- [Quoted passage]:
<<<<

Michigan experimenting with lineups as season looms
On Wednesday, the Michigan men’s basketball team will take the court against Bowling Green for its first game in nearly nine months.
As of Monday morning, the Wolverines have yet to decide on a starting lineup.
“We still have time for that,” Michigan coach Juwan Howard said during a Zoom call with reporters on Monday. “Not sure what the rotation is gonna look like at this time, gonna keep growing. And that’s why Monday and Tuesday are gonna be some really good practices to prepare for Bowling Green and see what gives us the best chance to win.”
Entering the season, Michigan has two surefire starters in senior forward Isaiah Livers and sophomore forward Franz Wagner. The other three spots, though, are largely up for grabs.

>>>>

- [Source material]:
<<<<

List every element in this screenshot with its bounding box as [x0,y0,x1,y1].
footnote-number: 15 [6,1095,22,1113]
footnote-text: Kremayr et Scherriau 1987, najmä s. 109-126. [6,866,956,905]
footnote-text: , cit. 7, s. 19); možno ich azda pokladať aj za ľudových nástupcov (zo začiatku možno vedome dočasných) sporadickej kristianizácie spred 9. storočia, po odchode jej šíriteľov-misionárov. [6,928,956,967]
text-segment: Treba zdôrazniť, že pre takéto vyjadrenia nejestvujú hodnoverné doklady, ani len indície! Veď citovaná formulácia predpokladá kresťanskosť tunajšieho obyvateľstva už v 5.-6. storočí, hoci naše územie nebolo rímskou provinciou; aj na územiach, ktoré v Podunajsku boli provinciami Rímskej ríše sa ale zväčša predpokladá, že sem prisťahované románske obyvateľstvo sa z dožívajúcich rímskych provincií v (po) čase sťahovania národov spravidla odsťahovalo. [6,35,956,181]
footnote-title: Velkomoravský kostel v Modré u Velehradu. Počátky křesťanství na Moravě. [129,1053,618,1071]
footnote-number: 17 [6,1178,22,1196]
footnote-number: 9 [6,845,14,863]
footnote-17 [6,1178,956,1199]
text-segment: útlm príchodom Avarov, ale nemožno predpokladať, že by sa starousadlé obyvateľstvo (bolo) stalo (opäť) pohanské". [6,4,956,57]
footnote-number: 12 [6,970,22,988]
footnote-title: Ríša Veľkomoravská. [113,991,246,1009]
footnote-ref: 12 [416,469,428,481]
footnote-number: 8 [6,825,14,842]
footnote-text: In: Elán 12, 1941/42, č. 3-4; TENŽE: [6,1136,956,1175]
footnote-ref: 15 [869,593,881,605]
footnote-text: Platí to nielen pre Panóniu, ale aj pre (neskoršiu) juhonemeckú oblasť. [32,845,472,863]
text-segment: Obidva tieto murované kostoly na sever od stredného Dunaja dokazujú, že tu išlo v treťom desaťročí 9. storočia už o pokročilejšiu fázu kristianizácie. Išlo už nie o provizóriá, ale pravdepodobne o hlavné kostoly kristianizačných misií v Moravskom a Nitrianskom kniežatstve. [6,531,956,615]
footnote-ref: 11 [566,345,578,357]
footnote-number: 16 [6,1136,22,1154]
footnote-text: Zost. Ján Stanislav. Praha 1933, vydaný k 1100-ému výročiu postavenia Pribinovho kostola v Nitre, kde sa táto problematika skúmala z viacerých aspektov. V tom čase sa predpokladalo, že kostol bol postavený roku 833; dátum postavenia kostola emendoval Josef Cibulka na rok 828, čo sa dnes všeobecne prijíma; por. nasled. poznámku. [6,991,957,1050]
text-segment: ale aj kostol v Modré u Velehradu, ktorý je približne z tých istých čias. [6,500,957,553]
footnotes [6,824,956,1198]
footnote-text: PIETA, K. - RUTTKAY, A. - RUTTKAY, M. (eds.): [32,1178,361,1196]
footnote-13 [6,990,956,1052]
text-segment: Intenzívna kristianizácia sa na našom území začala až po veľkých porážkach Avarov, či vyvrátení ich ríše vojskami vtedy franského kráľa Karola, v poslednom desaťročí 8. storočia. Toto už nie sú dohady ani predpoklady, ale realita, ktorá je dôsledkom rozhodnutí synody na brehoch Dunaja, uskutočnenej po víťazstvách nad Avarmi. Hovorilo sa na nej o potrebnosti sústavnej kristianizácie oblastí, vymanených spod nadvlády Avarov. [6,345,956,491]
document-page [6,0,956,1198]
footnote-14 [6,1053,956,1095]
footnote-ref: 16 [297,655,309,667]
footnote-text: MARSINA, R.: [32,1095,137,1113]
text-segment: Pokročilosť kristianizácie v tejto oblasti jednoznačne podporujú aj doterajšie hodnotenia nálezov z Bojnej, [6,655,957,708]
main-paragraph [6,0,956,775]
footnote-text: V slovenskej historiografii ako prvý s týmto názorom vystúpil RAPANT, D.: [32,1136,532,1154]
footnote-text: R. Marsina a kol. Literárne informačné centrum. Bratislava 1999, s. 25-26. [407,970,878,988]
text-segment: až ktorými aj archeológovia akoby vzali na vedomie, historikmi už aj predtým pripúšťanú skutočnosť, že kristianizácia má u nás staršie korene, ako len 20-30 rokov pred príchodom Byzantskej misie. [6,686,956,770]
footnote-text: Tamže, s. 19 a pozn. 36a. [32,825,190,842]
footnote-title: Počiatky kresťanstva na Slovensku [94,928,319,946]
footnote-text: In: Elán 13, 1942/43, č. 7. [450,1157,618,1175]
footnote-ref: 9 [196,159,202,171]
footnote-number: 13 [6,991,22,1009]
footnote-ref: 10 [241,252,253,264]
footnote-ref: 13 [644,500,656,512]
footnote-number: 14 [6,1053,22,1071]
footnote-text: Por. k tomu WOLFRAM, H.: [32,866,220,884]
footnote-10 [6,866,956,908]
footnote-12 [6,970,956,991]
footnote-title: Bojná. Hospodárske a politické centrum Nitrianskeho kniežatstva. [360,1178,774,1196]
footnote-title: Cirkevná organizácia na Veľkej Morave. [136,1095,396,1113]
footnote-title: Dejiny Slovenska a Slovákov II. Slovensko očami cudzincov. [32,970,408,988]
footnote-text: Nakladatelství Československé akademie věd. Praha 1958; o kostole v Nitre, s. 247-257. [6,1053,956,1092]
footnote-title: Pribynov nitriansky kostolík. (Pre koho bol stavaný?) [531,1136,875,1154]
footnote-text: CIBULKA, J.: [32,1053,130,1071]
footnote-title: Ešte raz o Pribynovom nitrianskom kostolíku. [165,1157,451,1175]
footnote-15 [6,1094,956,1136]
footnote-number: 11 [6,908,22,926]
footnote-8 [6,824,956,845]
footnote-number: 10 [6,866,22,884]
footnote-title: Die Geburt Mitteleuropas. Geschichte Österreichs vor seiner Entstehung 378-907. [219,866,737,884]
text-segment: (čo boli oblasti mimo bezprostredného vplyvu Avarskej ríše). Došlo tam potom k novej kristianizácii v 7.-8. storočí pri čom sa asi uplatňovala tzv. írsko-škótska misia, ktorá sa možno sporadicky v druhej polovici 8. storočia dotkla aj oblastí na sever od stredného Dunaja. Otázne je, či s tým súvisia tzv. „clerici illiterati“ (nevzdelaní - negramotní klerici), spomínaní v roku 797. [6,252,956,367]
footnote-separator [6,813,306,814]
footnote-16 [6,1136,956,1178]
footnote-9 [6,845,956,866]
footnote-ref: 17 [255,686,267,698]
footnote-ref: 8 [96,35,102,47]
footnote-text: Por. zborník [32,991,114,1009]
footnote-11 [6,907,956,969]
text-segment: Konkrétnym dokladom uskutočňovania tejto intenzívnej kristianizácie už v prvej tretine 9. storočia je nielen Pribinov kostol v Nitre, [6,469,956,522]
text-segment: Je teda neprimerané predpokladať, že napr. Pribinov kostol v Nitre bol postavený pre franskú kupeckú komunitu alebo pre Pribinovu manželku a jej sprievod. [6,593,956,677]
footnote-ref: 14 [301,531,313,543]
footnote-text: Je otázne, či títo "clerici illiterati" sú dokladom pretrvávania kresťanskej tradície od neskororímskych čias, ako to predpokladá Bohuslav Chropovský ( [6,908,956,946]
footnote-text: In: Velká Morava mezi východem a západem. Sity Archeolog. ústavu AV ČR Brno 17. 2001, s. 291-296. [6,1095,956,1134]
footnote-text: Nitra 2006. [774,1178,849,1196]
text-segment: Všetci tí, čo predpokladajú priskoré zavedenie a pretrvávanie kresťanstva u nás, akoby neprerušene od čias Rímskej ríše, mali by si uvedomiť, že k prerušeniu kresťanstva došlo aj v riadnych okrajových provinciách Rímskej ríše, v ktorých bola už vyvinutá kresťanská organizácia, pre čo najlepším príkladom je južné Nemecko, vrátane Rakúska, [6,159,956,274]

>>>>

- [The problem]:
Continue the article about Michigan's unsettled basketball lineup, starting right after its last sentence.

- [Written response]:
On Friday, the Wolverines ran a 40-minute, five-on-five scrimmage, which enabled the coaching staff to evaluate the players in a more traditional game setting. One of the players to catch Howard’s attention was junior forward Brandon Johns Jr., who contributed 14 points and 7 rebounds.
“Played very well in the scrimmage (and) we’re gonna need his contributions, both sides of the floor, offense and defense,” Howard said. “With his athleticism, he’s a guy that is capable of guarding ‘2’ through ‘5,’ with his shooting on the floor, and also his back to the basket game which has grown a lot, we’ve spent a lot of time developing. We’re gonna lean on him a lot. We’re gonna need his production.”
This offseason, Johns has been mostly lost in the shuffle amid talk of Livers, Wagner and senior forward Chaundee Brown. With a logjam at forward, if Johns is going to receive significant minutes this season, they will likely come as a small-ball center.
It’s a role that Johns played in spurts last year, to varying degrees of success. At 6-foot-8, Johns possesses the requisite height and athleticism to compete in the paint. Backing up the starter at center — presumably either senior Austin Davis or freshman Hunter Dickinson — Johns brings a different skillset to the table.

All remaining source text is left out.